Prompt: Arrange the lines below as a numbered list, omitting any blank lines.

— START Entries supplied —

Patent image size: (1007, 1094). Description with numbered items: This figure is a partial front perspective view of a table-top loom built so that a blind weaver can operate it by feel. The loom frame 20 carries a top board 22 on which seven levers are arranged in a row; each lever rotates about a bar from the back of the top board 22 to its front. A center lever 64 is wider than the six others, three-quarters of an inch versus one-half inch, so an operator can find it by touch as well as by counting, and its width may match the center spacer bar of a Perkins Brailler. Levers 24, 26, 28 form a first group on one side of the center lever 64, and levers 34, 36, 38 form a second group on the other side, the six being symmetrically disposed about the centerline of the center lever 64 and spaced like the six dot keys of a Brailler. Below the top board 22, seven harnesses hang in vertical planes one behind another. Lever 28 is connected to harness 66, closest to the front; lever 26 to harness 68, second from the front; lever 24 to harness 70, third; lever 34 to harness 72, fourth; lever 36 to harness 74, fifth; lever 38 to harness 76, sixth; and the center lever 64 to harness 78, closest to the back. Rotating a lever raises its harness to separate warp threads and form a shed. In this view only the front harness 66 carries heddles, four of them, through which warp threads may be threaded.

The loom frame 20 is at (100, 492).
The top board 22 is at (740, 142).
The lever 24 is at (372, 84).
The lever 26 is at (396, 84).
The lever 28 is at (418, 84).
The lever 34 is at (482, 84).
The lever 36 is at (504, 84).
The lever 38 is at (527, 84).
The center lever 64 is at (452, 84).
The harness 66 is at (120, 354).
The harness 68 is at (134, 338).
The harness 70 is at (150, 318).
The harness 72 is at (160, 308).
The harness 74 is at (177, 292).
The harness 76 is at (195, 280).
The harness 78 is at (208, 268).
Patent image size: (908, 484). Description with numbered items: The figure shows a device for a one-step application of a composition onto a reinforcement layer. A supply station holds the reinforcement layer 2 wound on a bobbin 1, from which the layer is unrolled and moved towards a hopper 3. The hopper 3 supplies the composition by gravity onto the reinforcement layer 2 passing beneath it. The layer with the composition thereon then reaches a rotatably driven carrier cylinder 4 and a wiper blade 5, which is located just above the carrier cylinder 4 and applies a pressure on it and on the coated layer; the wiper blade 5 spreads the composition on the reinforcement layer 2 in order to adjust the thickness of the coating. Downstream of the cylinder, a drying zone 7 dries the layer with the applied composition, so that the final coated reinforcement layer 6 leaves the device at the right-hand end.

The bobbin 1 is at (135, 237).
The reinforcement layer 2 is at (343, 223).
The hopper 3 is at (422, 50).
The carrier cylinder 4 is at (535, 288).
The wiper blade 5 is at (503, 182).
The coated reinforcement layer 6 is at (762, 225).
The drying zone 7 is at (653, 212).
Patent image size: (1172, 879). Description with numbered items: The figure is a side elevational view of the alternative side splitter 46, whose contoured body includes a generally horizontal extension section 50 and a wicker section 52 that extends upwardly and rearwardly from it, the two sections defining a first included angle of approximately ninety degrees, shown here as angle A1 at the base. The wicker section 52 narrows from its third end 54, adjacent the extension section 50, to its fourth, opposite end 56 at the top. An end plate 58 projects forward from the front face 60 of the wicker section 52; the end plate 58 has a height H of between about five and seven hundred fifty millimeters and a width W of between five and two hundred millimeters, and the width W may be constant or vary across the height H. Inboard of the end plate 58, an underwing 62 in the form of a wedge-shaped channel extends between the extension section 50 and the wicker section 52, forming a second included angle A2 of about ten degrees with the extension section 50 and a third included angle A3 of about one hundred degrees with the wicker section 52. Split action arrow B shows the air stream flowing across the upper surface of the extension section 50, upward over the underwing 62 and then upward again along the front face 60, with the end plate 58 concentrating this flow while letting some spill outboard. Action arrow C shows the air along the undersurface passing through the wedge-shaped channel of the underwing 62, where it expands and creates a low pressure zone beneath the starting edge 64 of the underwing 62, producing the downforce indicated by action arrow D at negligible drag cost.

— END Entries supplied —

Answer below:
1. Patent image size: (1007, 1094). Description with numbered items: This figure is a partial front perspective view of a table-top loom built so that a blind weaver can operate it by feel. The loom frame 20 carries a top board 22 on which seven levers are arranged in a row; each lever rotates about a bar from the back of the top board 22 to its front. A center lever 64 is wider than the six others, three-quarters of an inch versus one-half inch, so an operator can find it by touch as well as by counting, and its width may match the center spacer bar of a Perkins Brailler. Levers 24, 26, 28 form a first group on one side of the center lever 64, and levers 34, 36, 38 form a second group on the other side, the six being symmetrically disposed about the centerline of the center lever 64 and spaced like the six dot keys of a Brailler. Below the top board 22, seven harnesses hang in vertical planes one behind another. Lever 28 is connected to harness 66, closest to the front; lever 26 to harness 68, second from the front; lever 24 to harness 70, third; lever 34 to harness 72, fourth; lever 36 to harness 74, fifth; lever 38 to harness 76, sixth; and the center lever 64 to harness 78, closest to the back. Rotating a lever raises its harness to separate warp threads and form a shed. In this view only the front harness 66 carries heddles, four of them, through which warp threads may be threaded.
2. The loom frame 20 is at (100, 492).
3. The top board 22 is at (740, 142).
4. The lever 24 is at (372, 84).
5. The lever 26 is at (396, 84).
6. The lever 28 is at (418, 84).
7. The lever 34 is at (482, 84).
8. The lever 36 is at (504, 84).
9. The lever 38 is at (527, 84).
10. The center lever 64 is at (452, 84).
11. The harness 66 is at (120, 354).
12. The harness 68 is at (134, 338).
13. The harness 70 is at (150, 318).
14. The harness 72 is at (160, 308).
15. The harness 74 is at (177, 292).
16. The harness 76 is at (195, 280).
17. The harness 78 is at (208, 268).
18. Patent image size: (908, 484). Description with numbered items: The figure shows a device for a one-step application of a composition onto a reinforcement layer. A supply station holds the reinforcement layer 2 wound on a bobbin 1, from which the layer is unrolled and moved towards a hopper 3. The hopper 3 supplies the composition by gravity onto the reinforcement layer 2 passing beneath it. The layer with the composition thereon then reaches a rotatably driven carrier cylinder 4 and a wiper blade 5, which is located just above the carrier cylinder 4 and applies a pressure on it and on the coated layer; the wiper blade 5 spreads the composition on the reinforcement layer 2 in order to adjust the thickness of the coating. Downstream of the cylinder, a drying zone 7 dries the layer with the applied composition, so that the final coated reinforcement layer 6 leaves the device at the right-hand end.
19. The bobbin 1 is at (135, 237).
20. The reinforcement layer 2 is at (343, 223).
21. The hopper 3 is at (422, 50).
22. The carrier cylinder 4 is at (535, 288).
23. The wiper blade 5 is at (503, 182).
24. The coated reinforcement layer 6 is at (762, 225).
25. The drying zone 7 is at (653, 212).
26. Patent image size: (1172, 879). Description with numbered items: The figure is a side elevational view of the alternative side splitter 46, whose contoured body includes a generally horizontal extension section 50 and a wicker section 52 that extends upwardly and rearwardly from it, the two sections defining a first included angle of approximately ninety degrees, shown here as angle A1 at the base. The wicker section 52 narrows from its third end 54, adjacent the extension section 50, to its fourth, opposite end 56 at the top. An end plate 58 projects forward from the front face 60 of the wicker section 52; the end plate 58 has a height H of between about five and seven hundred fifty millimeters and a width W of between five and two hundred millimeters, and the width W may be constant or vary across the height H. Inboard of the end plate 58, an underwing 62 in the form of a wedge-shaped channel extends between the extension section 50 and the wicker section 52, forming a second included angle A2 of about ten degrees with the extension section 50 and a third included angle A3 of about one hundred degrees with the wicker section 52. Split action arrow B shows the air stream flowing across the upper surface of the extension section 50, upward over the underwing 62 and then upward again along the front face 60, with the end plate 58 concentrating this flow while letting some spill outboard. Action arrow C shows the air along the undersurface passing through the wedge-shaped channel of the underwing 62, where it expands and creates a low pressure zone beneath the starting edge 64 of the underwing 62, producing the downforce indicated by action arrow D at negligible drag cost.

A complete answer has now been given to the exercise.